Information provided.

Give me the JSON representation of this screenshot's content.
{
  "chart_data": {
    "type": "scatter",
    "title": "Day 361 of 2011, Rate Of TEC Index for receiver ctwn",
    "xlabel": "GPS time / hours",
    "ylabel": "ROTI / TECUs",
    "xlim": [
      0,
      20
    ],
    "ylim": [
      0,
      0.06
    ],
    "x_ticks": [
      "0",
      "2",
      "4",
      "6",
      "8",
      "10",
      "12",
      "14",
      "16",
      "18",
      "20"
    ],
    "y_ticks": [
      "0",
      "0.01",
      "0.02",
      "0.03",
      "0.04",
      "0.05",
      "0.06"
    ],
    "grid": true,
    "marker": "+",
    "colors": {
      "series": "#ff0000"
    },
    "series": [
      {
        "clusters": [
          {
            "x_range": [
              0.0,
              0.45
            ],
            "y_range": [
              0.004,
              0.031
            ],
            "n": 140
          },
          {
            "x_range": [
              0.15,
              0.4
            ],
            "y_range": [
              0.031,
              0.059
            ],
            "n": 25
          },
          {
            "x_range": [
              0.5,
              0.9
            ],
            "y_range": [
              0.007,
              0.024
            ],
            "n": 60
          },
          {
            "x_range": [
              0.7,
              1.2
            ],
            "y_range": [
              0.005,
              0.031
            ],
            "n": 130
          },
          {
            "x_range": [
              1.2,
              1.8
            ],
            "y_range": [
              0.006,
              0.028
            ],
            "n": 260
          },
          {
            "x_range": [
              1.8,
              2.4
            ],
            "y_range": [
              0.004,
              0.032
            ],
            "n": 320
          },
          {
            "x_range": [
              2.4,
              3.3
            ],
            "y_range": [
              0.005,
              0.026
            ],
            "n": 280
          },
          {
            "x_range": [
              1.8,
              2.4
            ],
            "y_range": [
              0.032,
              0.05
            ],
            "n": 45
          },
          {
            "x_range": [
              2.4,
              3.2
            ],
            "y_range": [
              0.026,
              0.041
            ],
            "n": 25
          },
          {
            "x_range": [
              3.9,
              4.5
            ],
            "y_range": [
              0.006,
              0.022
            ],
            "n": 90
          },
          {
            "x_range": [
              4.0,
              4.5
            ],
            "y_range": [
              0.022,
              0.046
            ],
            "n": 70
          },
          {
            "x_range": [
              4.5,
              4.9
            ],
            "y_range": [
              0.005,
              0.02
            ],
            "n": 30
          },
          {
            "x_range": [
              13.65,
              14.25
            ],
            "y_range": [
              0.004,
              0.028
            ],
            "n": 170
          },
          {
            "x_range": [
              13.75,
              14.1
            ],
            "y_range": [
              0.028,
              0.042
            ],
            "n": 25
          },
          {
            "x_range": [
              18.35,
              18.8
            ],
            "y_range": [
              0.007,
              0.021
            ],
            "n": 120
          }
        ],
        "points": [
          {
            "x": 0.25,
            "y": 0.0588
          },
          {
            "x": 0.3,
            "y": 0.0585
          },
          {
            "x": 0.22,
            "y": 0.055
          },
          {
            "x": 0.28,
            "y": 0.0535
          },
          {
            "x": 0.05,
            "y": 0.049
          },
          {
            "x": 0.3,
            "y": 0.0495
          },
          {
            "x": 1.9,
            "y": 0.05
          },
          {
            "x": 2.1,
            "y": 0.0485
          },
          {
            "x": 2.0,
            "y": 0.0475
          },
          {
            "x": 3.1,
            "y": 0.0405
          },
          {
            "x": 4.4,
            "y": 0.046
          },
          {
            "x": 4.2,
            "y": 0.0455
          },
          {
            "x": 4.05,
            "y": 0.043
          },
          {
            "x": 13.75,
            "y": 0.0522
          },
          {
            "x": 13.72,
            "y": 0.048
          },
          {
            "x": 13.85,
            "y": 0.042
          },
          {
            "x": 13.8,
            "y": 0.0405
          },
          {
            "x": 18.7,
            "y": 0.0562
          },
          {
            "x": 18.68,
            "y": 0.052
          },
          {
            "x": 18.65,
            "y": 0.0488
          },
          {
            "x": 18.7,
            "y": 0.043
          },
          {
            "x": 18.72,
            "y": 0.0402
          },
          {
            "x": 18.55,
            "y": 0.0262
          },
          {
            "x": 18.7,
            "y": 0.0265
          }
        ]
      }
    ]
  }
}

Exercise instructions. Every line of the data above should be reproduced word for word.

Output of the task.
Give me the JSON representation of this screenshot's content.
{
  "chart_data": {
    "type": "scatter",
    "title": "Day 361 of 2011, Rate Of TEC Index for receiver ctwn",
    "xlabel": "GPS time / hours",
    "ylabel": "ROTI / TECUs",
    "xlim": [
      0,
      20
    ],
    "ylim": [
      0,
      0.06
    ],
    "x_ticks": [
      "0",
      "2",
      "4",
      "6",
      "8",
      "10",
      "12",
      "14",
      "16",
      "18",
      "20"
    ],
    "y_ticks": [
      "0",
      "0.01",
      "0.02",
      "0.03",
      "0.04",
      "0.05",
      "0.06"
    ],
    "grid": true,
    "marker": "+",
    "colors": {
      "series": "#ff0000"
    },
    "series": [
      {
        "clusters": [
          {
            "x_range": [
              0.0,
              0.45
            ],
            "y_range": [
              0.004,
              0.031
            ],
            "n": 140
          },
          {
            "x_range": [
              0.15,
              0.4
            ],
            "y_range": [
              0.031,
              0.059
            ],
            "n": 25
          },
          {
            "x_range": [
              0.5,
              0.9
            ],
            "y_range": [
              0.007,
              0.024
            ],
            "n": 60
          },
          {
            "x_range": [
              0.7,
              1.2
            ],
            "y_range": [
              0.005,
              0.031
            ],
            "n": 130
          },
          {
            "x_range": [
              1.2,
              1.8
            ],
            "y_range": [
              0.006,
              0.028
            ],
            "n": 260
          },
          {
            "x_range": [
              1.8,
              2.4
            ],
            "y_range": [
              0.004,
              0.032
            ],
            "n": 320
          },
          {
            "x_range": [
              2.4,
              3.3
            ],
            "y_range": [
              0.005,
              0.026
            ],
            "n": 280
          },
          {
            "x_range": [
              1.8,
              2.4
            ],
            "y_range": [
              0.032,
              0.05
            ],
            "n": 45
          },
          {
            "x_range": [
              2.4,
              3.2
            ],
            "y_range": [
              0.026,
              0.041
            ],
            "n": 25
          },
          {
            "x_range": [
              3.9,
              4.5
            ],
            "y_range": [
              0.006,
              0.022
            ],
            "n": 90
          },
          {
            "x_range": [
              4.0,
              4.5
            ],
            "y_range": [
              0.022,
              0.046
            ],
            "n": 70
          },
          {
            "x_range": [
              4.5,
              4.9
            ],
            "y_range": [
              0.005,
              0.02
            ],
            "n": 30
          },
          {
            "x_range": [
              13.65,
              14.25
            ],
            "y_range": [
              0.004,
              0.028
            ],
            "n": 170
          },
          {
            "x_range": [
              13.75,
              14.1
            ],
            "y_range": [
              0.028,
              0.042
            ],
            "n": 25
          },
          {
            "x_range": [
              18.35,
              18.8
            ],
            "y_range": [
              0.007,
              0.021
            ],
            "n": 120
          }
        ],
        "points": [
          {
            "x": 0.25,
            "y": 0.0588
          },
          {
            "x": 0.3,
            "y": 0.0585
          },
          {
            "x": 0.22,
            "y": 0.055
          },
          {
            "x": 0.28,
            "y": 0.0535
          },
          {
            "x": 0.05,
            "y": 0.049
          },
          {
            "x": 0.3,
            "y": 0.0495
          },
          {
            "x": 1.9,
            "y": 0.05
          },
          {
            "x": 2.1,
            "y": 0.0485
          },
          {
            "x": 2.0,
            "y": 0.0475
          },
          {
            "x": 3.1,
            "y": 0.0405
          },
          {
            "x": 4.4,
            "y": 0.046
          },
          {
            "x": 4.2,
            "y": 0.0455
          },
          {
            "x": 4.05,
            "y": 0.043
          },
          {
            "x": 13.75,
            "y": 0.0522
          },
          {
            "x": 13.72,
            "y": 0.048
          },
          {
            "x": 13.85,
            "y": 0.042
          },
          {
            "x": 13.8,
            "y": 0.0405
          },
          {
            "x": 18.7,
            "y": 0.0562
          },
          {
            "x": 18.68,
            "y": 0.052
          },
          {
            "x": 18.65,
            "y": 0.0488
          },
          {
            "x": 18.7,
            "y": 0.043
          },
          {
            "x": 18.72,
            "y": 0.0402
          },
          {
            "x": 18.55,
            "y": 0.0262
          },
          {
            "x": 18.7,
            "y": 0.0265
          }
        ]
      }
    ]
  }
}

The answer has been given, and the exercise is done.